Excerpts from a figure dataset:

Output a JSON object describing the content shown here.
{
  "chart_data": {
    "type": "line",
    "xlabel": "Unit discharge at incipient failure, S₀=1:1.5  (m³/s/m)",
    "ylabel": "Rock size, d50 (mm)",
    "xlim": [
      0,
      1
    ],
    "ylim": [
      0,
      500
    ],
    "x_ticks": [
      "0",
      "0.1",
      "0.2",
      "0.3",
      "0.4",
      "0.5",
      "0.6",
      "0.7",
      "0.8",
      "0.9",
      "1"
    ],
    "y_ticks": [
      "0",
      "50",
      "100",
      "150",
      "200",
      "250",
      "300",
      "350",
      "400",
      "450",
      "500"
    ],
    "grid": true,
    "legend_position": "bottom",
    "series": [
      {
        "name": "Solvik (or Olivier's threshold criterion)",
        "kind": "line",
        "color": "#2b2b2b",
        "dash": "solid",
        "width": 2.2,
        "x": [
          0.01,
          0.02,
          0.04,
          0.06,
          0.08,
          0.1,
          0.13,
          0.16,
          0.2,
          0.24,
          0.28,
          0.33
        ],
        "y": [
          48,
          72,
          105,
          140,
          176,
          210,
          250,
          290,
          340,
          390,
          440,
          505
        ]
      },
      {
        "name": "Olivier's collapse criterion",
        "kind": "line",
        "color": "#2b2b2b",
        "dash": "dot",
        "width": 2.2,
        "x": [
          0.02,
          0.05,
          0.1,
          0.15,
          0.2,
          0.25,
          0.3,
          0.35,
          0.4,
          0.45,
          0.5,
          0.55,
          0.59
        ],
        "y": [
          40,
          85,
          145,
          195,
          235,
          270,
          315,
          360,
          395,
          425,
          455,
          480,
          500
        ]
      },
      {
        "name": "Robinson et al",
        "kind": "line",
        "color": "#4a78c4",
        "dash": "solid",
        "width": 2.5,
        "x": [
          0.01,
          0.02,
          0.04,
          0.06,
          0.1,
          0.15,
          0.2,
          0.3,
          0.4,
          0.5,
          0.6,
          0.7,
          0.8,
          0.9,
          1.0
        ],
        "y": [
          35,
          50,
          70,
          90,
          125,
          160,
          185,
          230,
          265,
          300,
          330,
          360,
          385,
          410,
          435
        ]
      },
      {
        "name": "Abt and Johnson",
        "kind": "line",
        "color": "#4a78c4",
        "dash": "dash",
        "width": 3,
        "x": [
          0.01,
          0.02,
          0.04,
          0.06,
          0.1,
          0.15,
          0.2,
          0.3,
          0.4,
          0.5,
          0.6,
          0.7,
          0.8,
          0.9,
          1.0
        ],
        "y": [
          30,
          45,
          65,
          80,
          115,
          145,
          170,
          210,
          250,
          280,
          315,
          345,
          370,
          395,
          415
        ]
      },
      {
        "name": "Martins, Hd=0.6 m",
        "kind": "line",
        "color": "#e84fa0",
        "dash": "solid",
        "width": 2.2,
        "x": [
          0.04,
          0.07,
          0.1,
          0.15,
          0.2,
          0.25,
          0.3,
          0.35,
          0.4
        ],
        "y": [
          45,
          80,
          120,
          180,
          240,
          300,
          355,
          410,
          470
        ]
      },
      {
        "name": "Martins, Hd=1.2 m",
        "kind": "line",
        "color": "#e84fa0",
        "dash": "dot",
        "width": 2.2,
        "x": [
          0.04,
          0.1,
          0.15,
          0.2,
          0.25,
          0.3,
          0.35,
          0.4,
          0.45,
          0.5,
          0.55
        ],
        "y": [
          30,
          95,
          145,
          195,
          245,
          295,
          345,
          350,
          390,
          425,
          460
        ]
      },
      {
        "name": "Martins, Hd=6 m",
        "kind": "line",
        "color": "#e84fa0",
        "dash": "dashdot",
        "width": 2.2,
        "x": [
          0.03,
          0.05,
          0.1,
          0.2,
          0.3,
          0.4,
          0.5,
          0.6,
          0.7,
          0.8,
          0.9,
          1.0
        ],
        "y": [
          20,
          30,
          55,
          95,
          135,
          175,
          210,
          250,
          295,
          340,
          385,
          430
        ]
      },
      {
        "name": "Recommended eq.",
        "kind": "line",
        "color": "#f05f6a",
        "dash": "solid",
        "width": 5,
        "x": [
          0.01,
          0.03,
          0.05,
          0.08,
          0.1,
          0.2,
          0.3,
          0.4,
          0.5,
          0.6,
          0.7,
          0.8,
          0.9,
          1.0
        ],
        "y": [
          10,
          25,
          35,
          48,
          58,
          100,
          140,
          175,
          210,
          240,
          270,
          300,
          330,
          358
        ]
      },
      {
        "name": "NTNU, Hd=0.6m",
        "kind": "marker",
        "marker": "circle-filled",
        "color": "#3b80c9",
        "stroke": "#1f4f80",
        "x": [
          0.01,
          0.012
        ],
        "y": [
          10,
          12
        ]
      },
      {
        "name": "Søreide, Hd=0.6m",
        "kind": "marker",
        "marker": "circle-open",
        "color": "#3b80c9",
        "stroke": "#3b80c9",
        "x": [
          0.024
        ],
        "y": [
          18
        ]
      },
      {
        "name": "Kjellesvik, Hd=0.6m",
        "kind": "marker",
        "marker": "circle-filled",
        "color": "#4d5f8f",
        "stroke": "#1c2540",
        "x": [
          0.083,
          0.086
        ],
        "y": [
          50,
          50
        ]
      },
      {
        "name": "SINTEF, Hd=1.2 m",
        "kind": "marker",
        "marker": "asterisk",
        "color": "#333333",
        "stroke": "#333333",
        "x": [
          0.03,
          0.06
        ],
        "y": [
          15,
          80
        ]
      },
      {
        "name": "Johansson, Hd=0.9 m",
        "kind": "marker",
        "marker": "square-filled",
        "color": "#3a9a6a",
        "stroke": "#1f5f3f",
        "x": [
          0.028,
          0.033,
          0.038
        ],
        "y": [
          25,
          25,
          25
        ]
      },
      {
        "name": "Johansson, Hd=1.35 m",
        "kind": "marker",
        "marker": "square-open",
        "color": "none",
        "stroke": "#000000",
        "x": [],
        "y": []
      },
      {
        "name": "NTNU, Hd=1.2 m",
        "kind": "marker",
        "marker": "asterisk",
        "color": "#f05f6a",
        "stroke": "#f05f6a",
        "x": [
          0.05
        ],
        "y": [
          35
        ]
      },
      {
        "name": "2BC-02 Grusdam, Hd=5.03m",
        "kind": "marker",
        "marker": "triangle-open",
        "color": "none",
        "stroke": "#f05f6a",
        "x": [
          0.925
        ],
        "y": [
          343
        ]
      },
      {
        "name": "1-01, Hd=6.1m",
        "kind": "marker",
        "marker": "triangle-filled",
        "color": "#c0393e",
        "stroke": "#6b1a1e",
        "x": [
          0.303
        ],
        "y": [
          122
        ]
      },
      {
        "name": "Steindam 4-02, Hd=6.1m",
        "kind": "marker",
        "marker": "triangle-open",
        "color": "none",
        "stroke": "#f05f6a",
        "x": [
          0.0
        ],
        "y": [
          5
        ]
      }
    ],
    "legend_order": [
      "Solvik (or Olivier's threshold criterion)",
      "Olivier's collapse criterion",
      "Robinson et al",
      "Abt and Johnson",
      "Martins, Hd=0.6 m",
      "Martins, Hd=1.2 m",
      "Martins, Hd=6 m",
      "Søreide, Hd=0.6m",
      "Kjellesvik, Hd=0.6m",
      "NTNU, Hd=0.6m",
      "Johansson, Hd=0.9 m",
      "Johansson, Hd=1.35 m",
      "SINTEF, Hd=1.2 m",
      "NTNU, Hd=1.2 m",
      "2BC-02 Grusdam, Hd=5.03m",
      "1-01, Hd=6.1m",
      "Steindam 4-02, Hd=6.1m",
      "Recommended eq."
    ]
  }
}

What to work on
Where a line of the entries contains the word "Johnson", copy that line.

Reply to the exercise
        "name": "Abt and Johnson",
      "Abt and Johnson",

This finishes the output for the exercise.